STORED DATA:
====================

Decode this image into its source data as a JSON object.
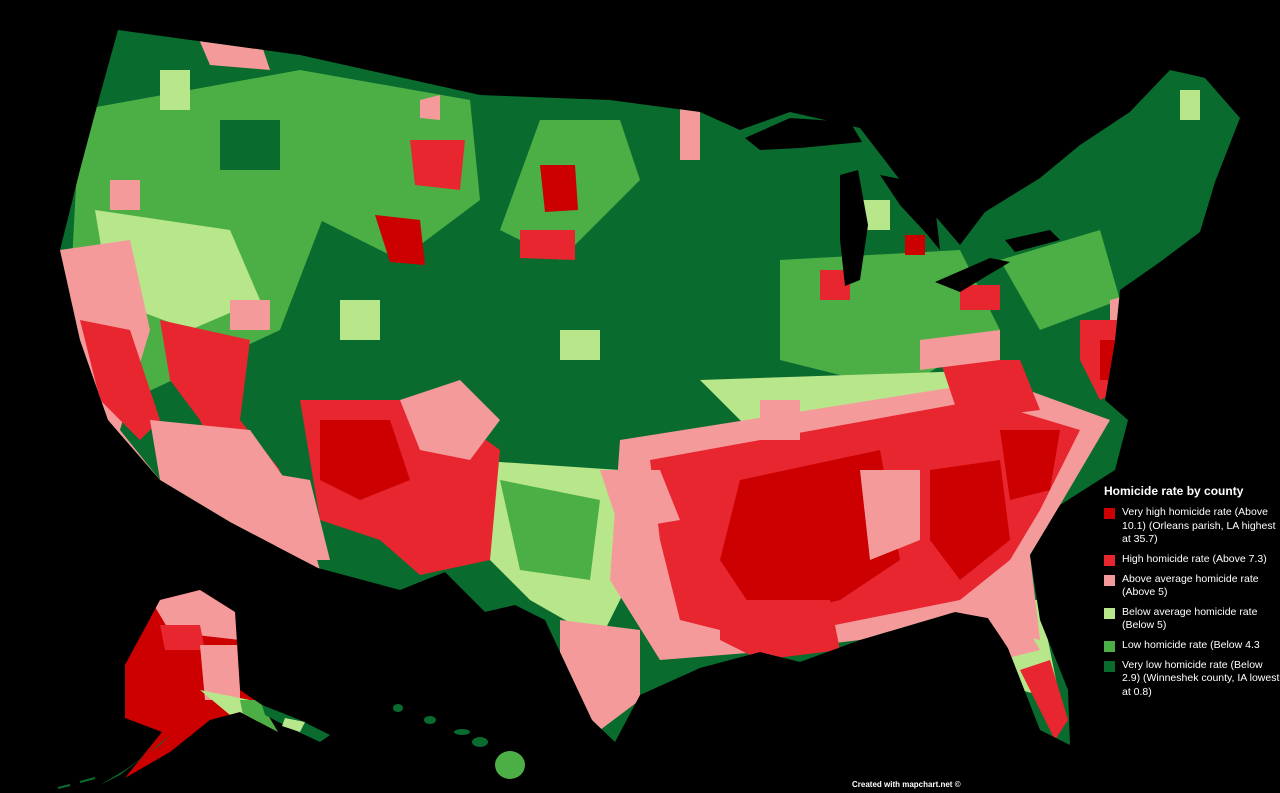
{
  "legend": {
    "title": "Homicide rate by county",
    "items": [
      {
        "label": "Very high homicide rate (Above 10.1) (Orleans parish, LA highest at 35.7)",
        "color": "#cc0000"
      },
      {
        "label": "High homicide rate (Above 7.3)",
        "color": "#e8262f"
      },
      {
        "label": "Above average homicide rate (Above 5)",
        "color": "#f59a9a"
      },
      {
        "label": "Below average homicide rate (Below 5)",
        "color": "#b8e68a"
      },
      {
        "label": "Low homicide rate (Below 4.3",
        "color": "#4caf45"
      },
      {
        "label": "Very low homicide rate (Below 2.9) (Winneshek county, IA lowest at 0.8)",
        "color": "#0a6b2e"
      }
    ]
  },
  "credit": "Created with mapchart.net ©",
  "colors": {
    "background": "#000000",
    "very_high": "#cc0000",
    "high": "#e8262f",
    "above_average": "#f59a9a",
    "below_average": "#b8e68a",
    "low": "#4caf45",
    "very_low": "#0a6b2e"
  }
}
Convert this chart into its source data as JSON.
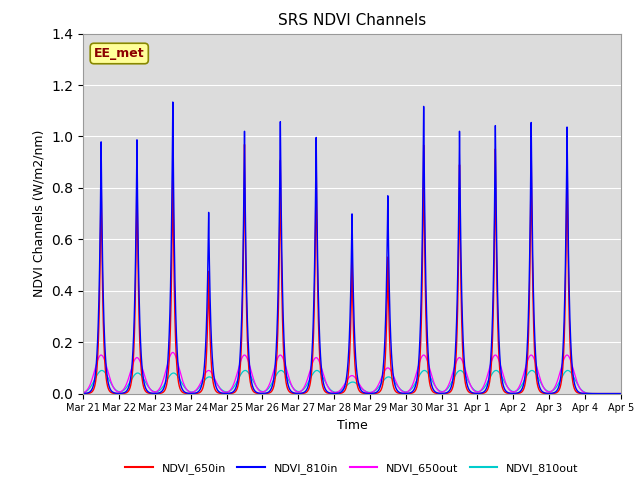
{
  "title": "SRS NDVI Channels",
  "xlabel": "Time",
  "ylabel": "NDVI Channels (W/m2/nm)",
  "ylim": [
    0,
    1.4
  ],
  "yticks": [
    0.0,
    0.2,
    0.4,
    0.6,
    0.8,
    1.0,
    1.2,
    1.4
  ],
  "xtick_labels": [
    "Mar 21",
    "Mar 22",
    "Mar 23",
    "Mar 24",
    "Mar 25",
    "Mar 26",
    "Mar 27",
    "Mar 28",
    "Mar 29",
    "Mar 30",
    "Mar 31",
    "Apr 1",
    "Apr 2",
    "Apr 3",
    "Apr 4",
    "Apr 5"
  ],
  "annotation_text": "EE_met",
  "annotation_color": "#8B0000",
  "annotation_bg": "#FFFF99",
  "bg_color": "#DCDCDC",
  "legend_entries": [
    "NDVI_650in",
    "NDVI_810in",
    "NDVI_650out",
    "NDVI_810out"
  ],
  "line_colors": [
    "#FF0000",
    "#0000FF",
    "#FF00FF",
    "#00CCCC"
  ],
  "peak_heights_810in": [
    0.98,
    0.99,
    1.14,
    0.71,
    1.03,
    1.07,
    1.01,
    0.71,
    0.78,
    1.13,
    1.03,
    1.05,
    1.06,
    1.04,
    0.0
  ],
  "peak_heights_650in": [
    0.88,
    0.9,
    0.91,
    0.48,
    0.98,
    0.92,
    0.93,
    0.54,
    0.54,
    0.98,
    0.9,
    0.96,
    0.97,
    0.96,
    0.0
  ],
  "peak_heights_650out": [
    0.15,
    0.14,
    0.16,
    0.09,
    0.15,
    0.15,
    0.14,
    0.07,
    0.1,
    0.15,
    0.14,
    0.15,
    0.15,
    0.15,
    0.0
  ],
  "peak_heights_810out": [
    0.09,
    0.08,
    0.08,
    0.065,
    0.09,
    0.09,
    0.09,
    0.045,
    0.065,
    0.09,
    0.09,
    0.09,
    0.09,
    0.09,
    0.0
  ],
  "n_days": 15,
  "points_per_day": 500
}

====================

WHAT THE TASK REQUIRES: Pick out every line holding the string "source" and return it.

WRITTEN RESPONSE:
Decode this image into its source data as a JSON object.
Convert this chart into its source data as JSON.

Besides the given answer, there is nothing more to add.